* BEGIN *
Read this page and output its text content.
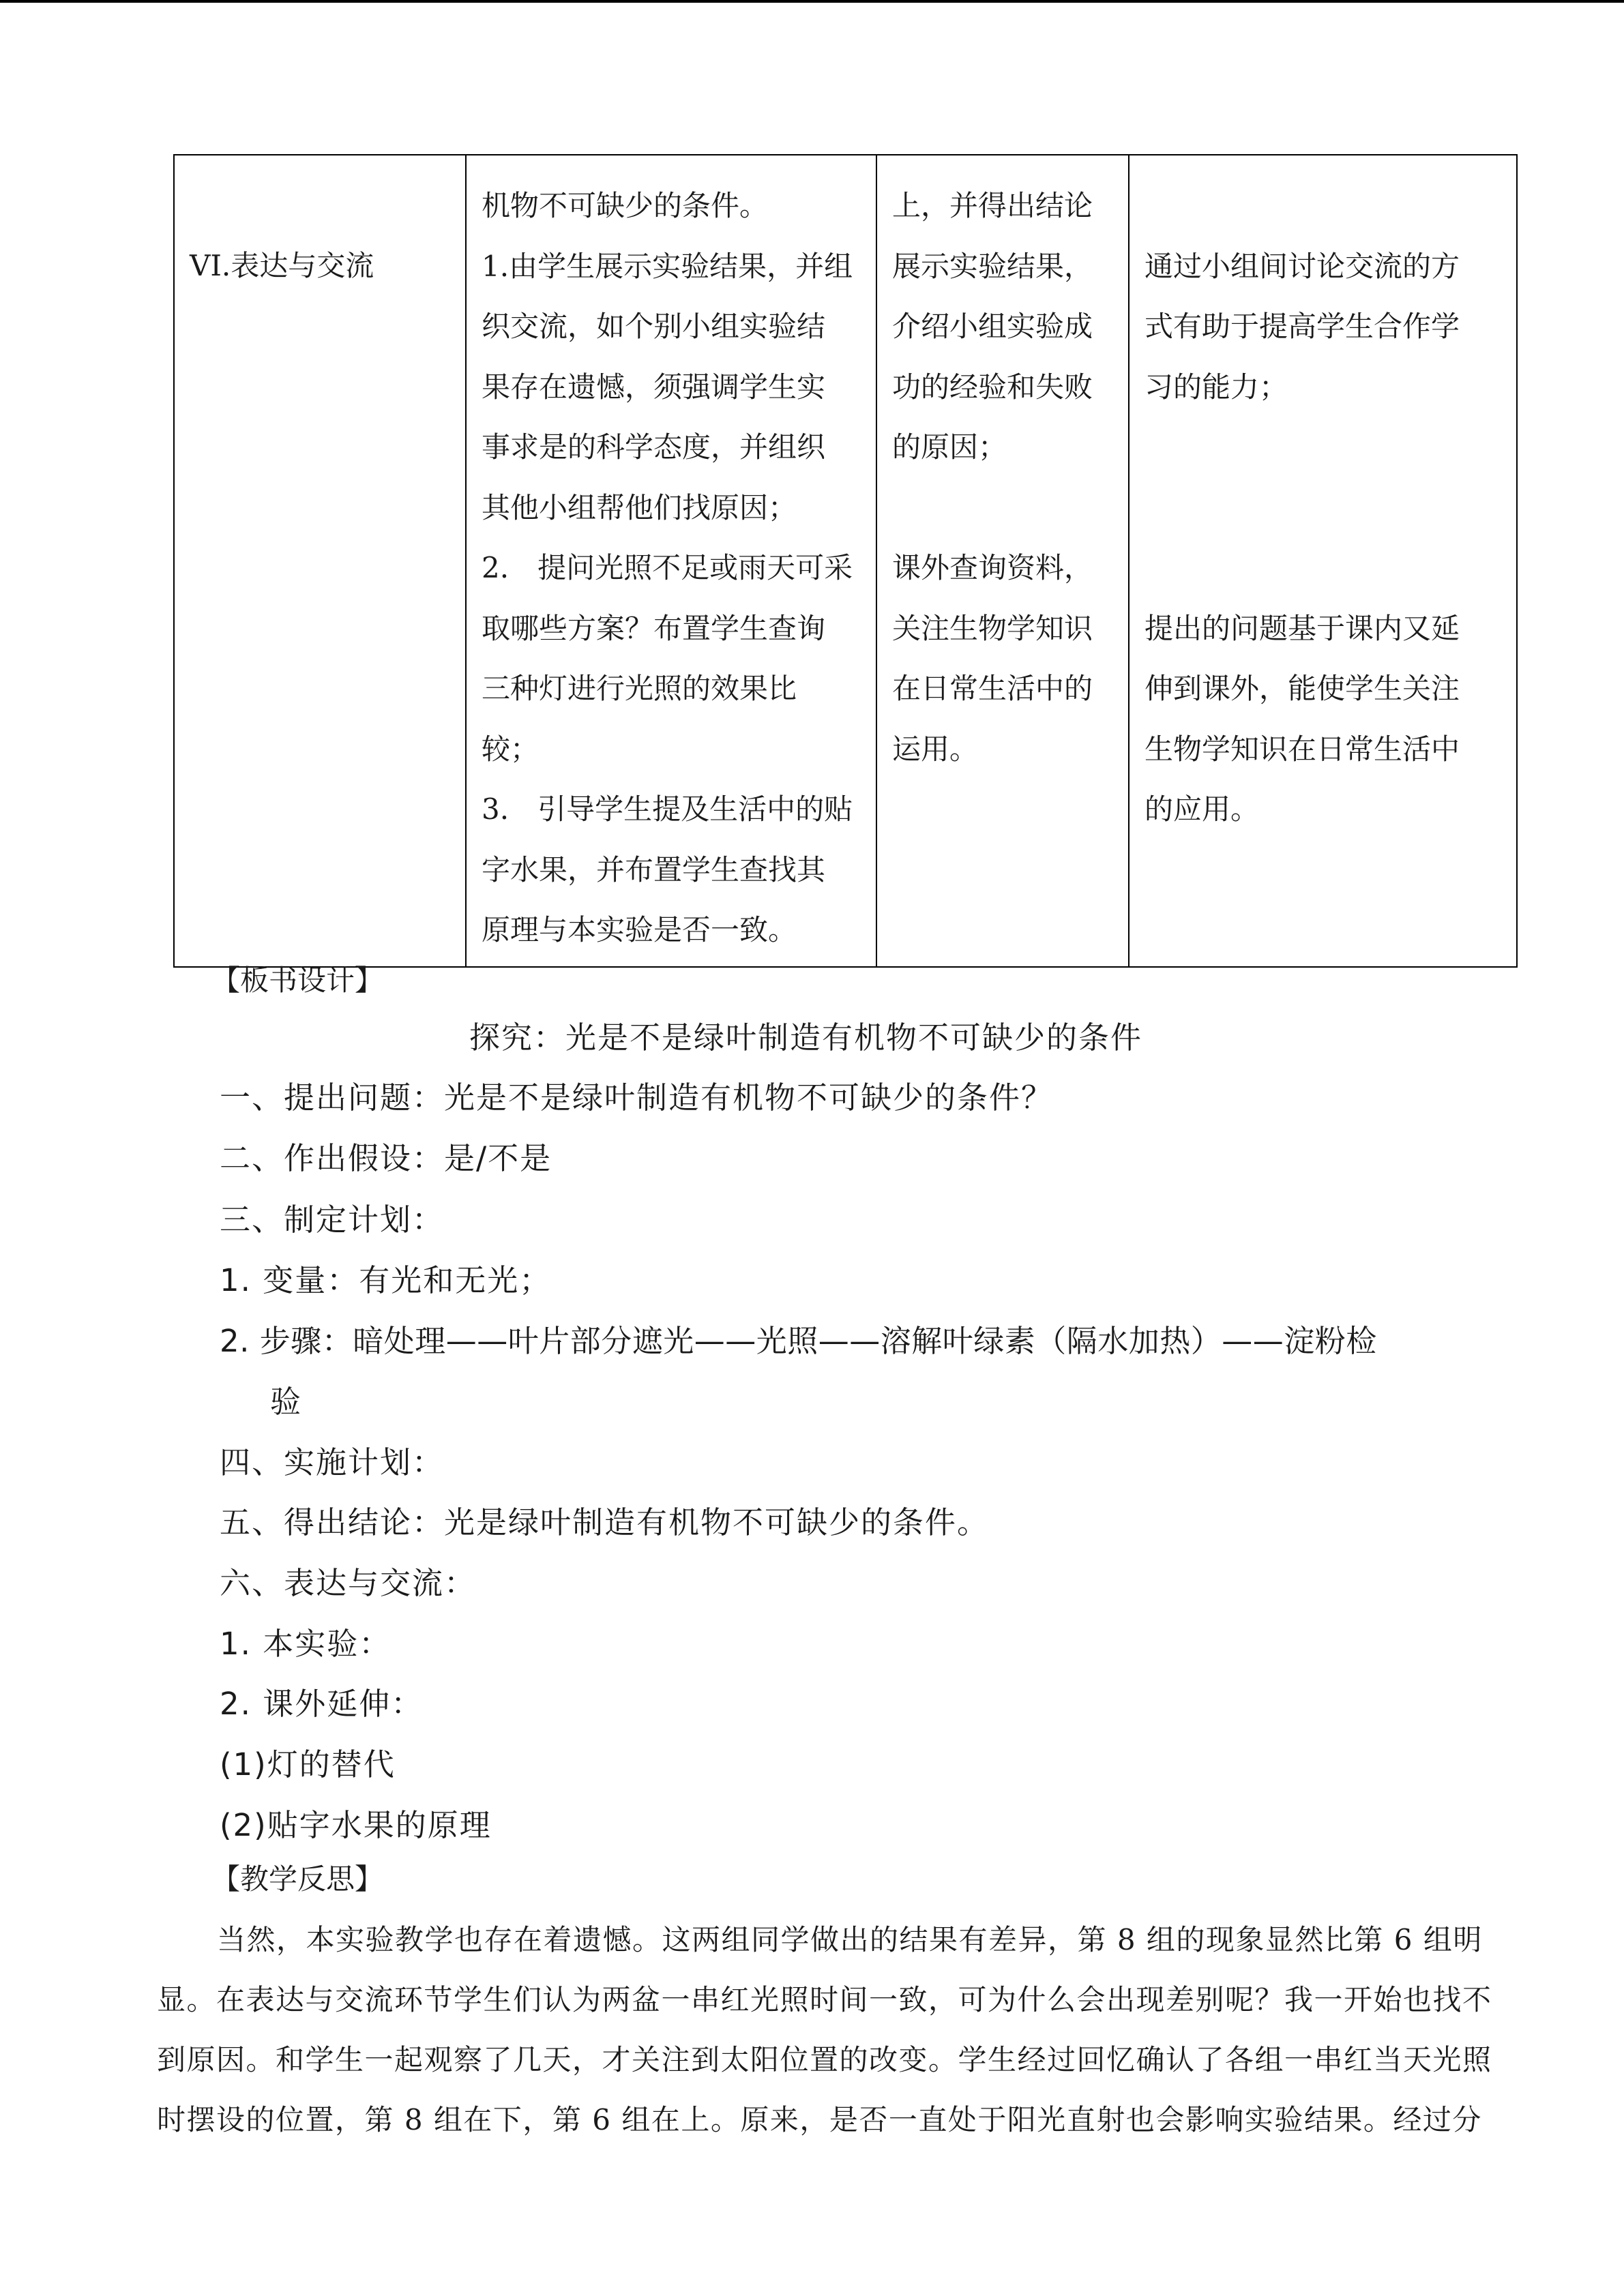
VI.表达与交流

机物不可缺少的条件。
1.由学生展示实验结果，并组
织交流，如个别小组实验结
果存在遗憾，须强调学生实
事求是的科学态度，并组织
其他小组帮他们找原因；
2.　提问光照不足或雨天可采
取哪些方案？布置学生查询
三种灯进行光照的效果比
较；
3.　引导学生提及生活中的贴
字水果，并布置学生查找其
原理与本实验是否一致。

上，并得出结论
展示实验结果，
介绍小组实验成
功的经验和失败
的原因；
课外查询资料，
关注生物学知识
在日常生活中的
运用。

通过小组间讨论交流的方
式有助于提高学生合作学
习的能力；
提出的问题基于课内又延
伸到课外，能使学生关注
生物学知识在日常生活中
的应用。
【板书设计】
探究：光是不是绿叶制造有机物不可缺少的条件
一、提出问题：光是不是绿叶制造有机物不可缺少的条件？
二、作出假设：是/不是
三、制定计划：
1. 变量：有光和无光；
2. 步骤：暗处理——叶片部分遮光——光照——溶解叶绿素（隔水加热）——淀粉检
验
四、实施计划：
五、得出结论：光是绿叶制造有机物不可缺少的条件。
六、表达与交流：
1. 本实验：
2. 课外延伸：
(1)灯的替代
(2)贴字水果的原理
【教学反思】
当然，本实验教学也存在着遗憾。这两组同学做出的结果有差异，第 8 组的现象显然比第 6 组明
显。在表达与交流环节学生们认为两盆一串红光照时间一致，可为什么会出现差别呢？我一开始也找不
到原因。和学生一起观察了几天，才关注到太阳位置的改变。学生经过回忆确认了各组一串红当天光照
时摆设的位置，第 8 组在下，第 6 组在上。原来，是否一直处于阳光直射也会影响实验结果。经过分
* END *
### Task brief
Set every line down exactly as written, leaving each picture out.

### Answer to this problem
Read this page and output its text content.
VI.表达与交流

机物不可缺少的条件。
1.由学生展示实验结果，并组
织交流，如个别小组实验结
果存在遗憾，须强调学生实
事求是的科学态度，并组织
其他小组帮他们找原因；
2.　提问光照不足或雨天可采
取哪些方案？布置学生查询
三种灯进行光照的效果比
较；
3.　引导学生提及生活中的贴
字水果，并布置学生查找其
原理与本实验是否一致。

上，并得出结论
展示实验结果，
介绍小组实验成
功的经验和失败
的原因；
课外查询资料，
关注生物学知识
在日常生活中的
运用。

通过小组间讨论交流的方
式有助于提高学生合作学
习的能力；
提出的问题基于课内又延
伸到课外，能使学生关注
生物学知识在日常生活中
的应用。
【板书设计】
探究：光是不是绿叶制造有机物不可缺少的条件
一、提出问题：光是不是绿叶制造有机物不可缺少的条件？
二、作出假设：是/不是
三、制定计划：
1. 变量：有光和无光；
2. 步骤：暗处理——叶片部分遮光——光照——溶解叶绿素（隔水加热）——淀粉检
验
四、实施计划：
五、得出结论：光是绿叶制造有机物不可缺少的条件。
六、表达与交流：
1. 本实验：
2. 课外延伸：
(1)灯的替代
(2)贴字水果的原理
【教学反思】
当然，本实验教学也存在着遗憾。这两组同学做出的结果有差异，第 8 组的现象显然比第 6 组明
显。在表达与交流环节学生们认为两盆一串红光照时间一致，可为什么会出现差别呢？我一开始也找不
到原因。和学生一起观察了几天，才关注到太阳位置的改变。学生经过回忆确认了各组一串红当天光照
时摆设的位置，第 8 组在下，第 6 组在上。原来，是否一直处于阳光直射也会影响实验结果。经过分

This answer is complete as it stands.